[Start of Records supplied]

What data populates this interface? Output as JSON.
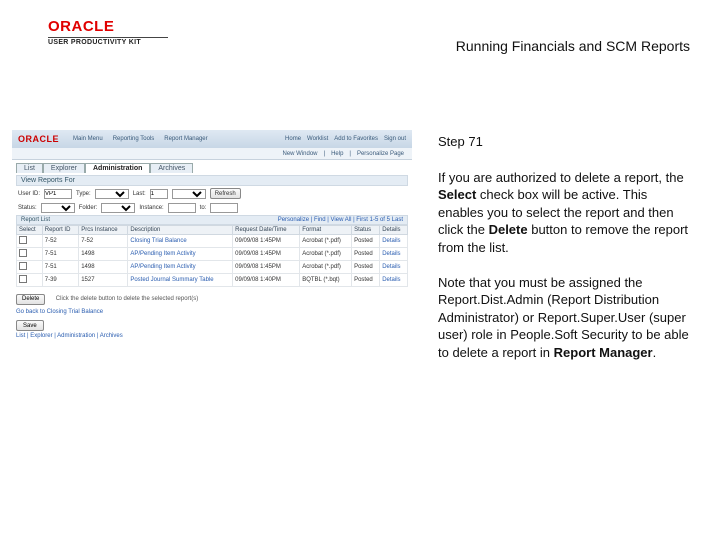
{
  "header": {
    "logo_text": "ORACLE",
    "logo_sub": "USER PRODUCTIVITY KIT",
    "doc_title": "Running Financials and SCM Reports"
  },
  "app": {
    "brand": "ORACLE",
    "menu": [
      "Main Menu",
      "Reporting Tools",
      "Report Manager"
    ],
    "right_links": [
      "Home",
      "Worklist",
      "Add to Favorites",
      "Sign out"
    ],
    "subbar": [
      "New Window",
      "Help",
      "Personalize Page"
    ],
    "tabs": [
      "List",
      "Explorer",
      "Administration",
      "Archives"
    ],
    "tab_selected": "Administration",
    "section_title": "View Reports For",
    "filters": {
      "userid_label": "User ID:",
      "userid_value": "VP1",
      "type_label": "Type:",
      "last_label": "Last:",
      "last_value": "1",
      "status_label": "Status:",
      "folder_label": "Folder:",
      "instance_label": "Instance:",
      "to_label": "to:",
      "refresh": "Refresh"
    },
    "grid_title": "Report List",
    "grid_nav": "Personalize | Find | View All | First 1-5 of 5 Last",
    "columns": [
      "Select",
      "Report ID",
      "Prcs Instance",
      "Description",
      "Request Date/Time",
      "Format",
      "Status",
      "Details"
    ],
    "rows": [
      {
        "rid": "7-52",
        "pi": "7-52",
        "desc": "Closing Trial Balance",
        "dt": "09/09/08 1:45PM",
        "fmt": "Acrobat (*.pdf)",
        "status": "Posted",
        "det": "Details"
      },
      {
        "rid": "7-51",
        "pi": "1498",
        "desc": "AP/Pending Item Activity",
        "dt": "09/09/08 1:45PM",
        "fmt": "Acrobat (*.pdf)",
        "status": "Posted",
        "det": "Details"
      },
      {
        "rid": "7-51",
        "pi": "1498",
        "desc": "AP/Pending Item Activity",
        "dt": "09/09/08 1:45PM",
        "fmt": "Acrobat (*.pdf)",
        "status": "Posted",
        "det": "Details"
      },
      {
        "rid": "7-39",
        "pi": "1527",
        "desc": "Posted Journal Summary Table",
        "dt": "09/09/08 1:40PM",
        "fmt": "BQTBL (*.bqt)",
        "status": "Posted",
        "det": "Details"
      }
    ],
    "delete_btn": "Delete",
    "delete_note": "Click the delete button to delete the selected report(s)",
    "goback_link": "Go back to Closing Trial Balance",
    "save_btn": "Save",
    "bottom_tabs": "List | Explorer | Administration | Archives"
  },
  "right": {
    "step": "Step 71",
    "p1a": "If you are authorized to delete a report, the ",
    "p1b": "Select",
    "p1c": " check box will be active. This enables you to select the report and then click the ",
    "p1d": "Delete",
    "p1e": " button to remove the report from the list.",
    "p2a": "Note that you must be assigned the Report.Dist.Admin (Report Distribution Administrator) or Report.Super.User (super user) role in People.Soft Security to be able to delete a report in ",
    "p2b": "Report Manager",
    "p2c": "."
  }
}
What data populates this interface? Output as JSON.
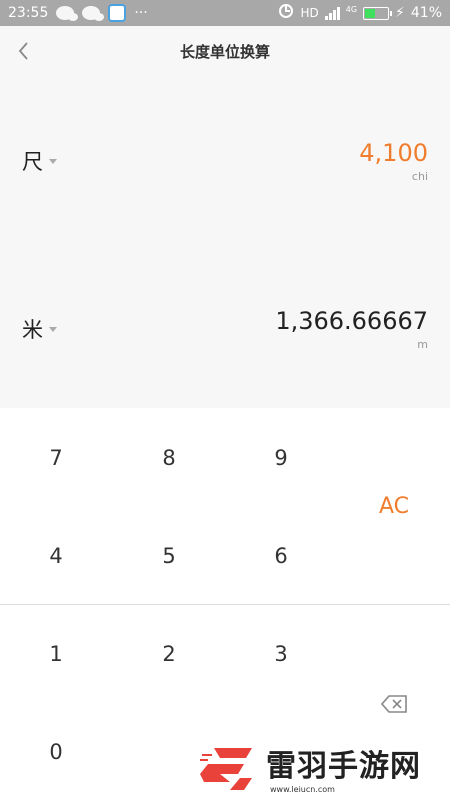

[End of Records supplied]

Repeat each entry precisely as it appears. Leave the pictures out.

#### Response
What data populates this interface? Output as JSON.
{
  "header": {
    "logo_text": "ORACLE",
    "logo_sub": "USER PRODUCTIVITY KIT",
    "doc_title": "Running Financials and SCM Reports"
  },
  "app": {
    "brand": "ORACLE",
    "menu": [
      "Main Menu",
      "Reporting Tools",
      "Report Manager"
    ],
    "right_links": [
      "Home",
      "Worklist",
      "Add to Favorites",
      "Sign out"
    ],
    "subbar": [
      "New Window",
      "Help",
      "Personalize Page"
    ],
    "tabs": [
      "List",
      "Explorer",
      "Administration",
      "Archives"
    ],
    "tab_selected": "Administration",
    "section_title": "View Reports For",
    "filters": {
      "userid_label": "User ID:",
      "userid_value": "VP1",
      "type_label": "Type:",
      "last_label": "Last:",
      "last_value": "1",
      "status_label": "Status:",
      "folder_label": "Folder:",
      "instance_label": "Instance:",
      "to_label": "to:",
      "refresh": "Refresh"
    },
    "grid_title": "Report List",
    "grid_nav": "Personalize | Find | View All | First 1-5 of 5 Last",
    "columns": [
      "Select",
      "Report ID",
      "Prcs Instance",
      "Description",
      "Request Date/Time",
      "Format",
      "Status",
      "Details"
    ],
    "rows": [
      {
        "rid": "7-52",
        "pi": "7-52",
        "desc": "Closing Trial Balance",
        "dt": "09/09/08 1:45PM",
        "fmt": "Acrobat (*.pdf)",
        "status": "Posted",
        "det": "Details"
      },
      {
        "rid": "7-51",
        "pi": "1498",
        "desc": "AP/Pending Item Activity",
        "dt": "09/09/08 1:45PM",
        "fmt": "Acrobat (*.pdf)",
        "status": "Posted",
        "det": "Details"
      },
      {
        "rid": "7-51",
        "pi": "1498",
        "desc": "AP/Pending Item Activity",
        "dt": "09/09/08 1:45PM",
        "fmt": "Acrobat (*.pdf)",
        "status": "Posted",
        "det": "Details"
      },
      {
        "rid": "7-39",
        "pi": "1527",
        "desc": "Posted Journal Summary Table",
        "dt": "09/09/08 1:40PM",
        "fmt": "BQTBL (*.bqt)",
        "status": "Posted",
        "det": "Details"
      }
    ],
    "delete_btn": "Delete",
    "delete_note": "Click the delete button to delete the selected report(s)",
    "goback_link": "Go back to Closing Trial Balance",
    "save_btn": "Save",
    "bottom_tabs": "List | Explorer | Administration | Archives"
  },
  "right": {
    "step": "Step 71",
    "p1a": "If you are authorized to delete a report, the ",
    "p1b": "Select",
    "p1c": " check box will be active. This enables you to select the report and then click the ",
    "p1d": "Delete",
    "p1e": " button to remove the report from the list.",
    "p2a": "Note that you must be assigned the Report.Dist.Admin (Report Distribution Administrator) or Report.Super.User (super user) role in People.Soft Security to be able to delete a report in ",
    "p2b": "Report Manager",
    "p2c": "."
  }
}
What data populates this interface? Output as JSON.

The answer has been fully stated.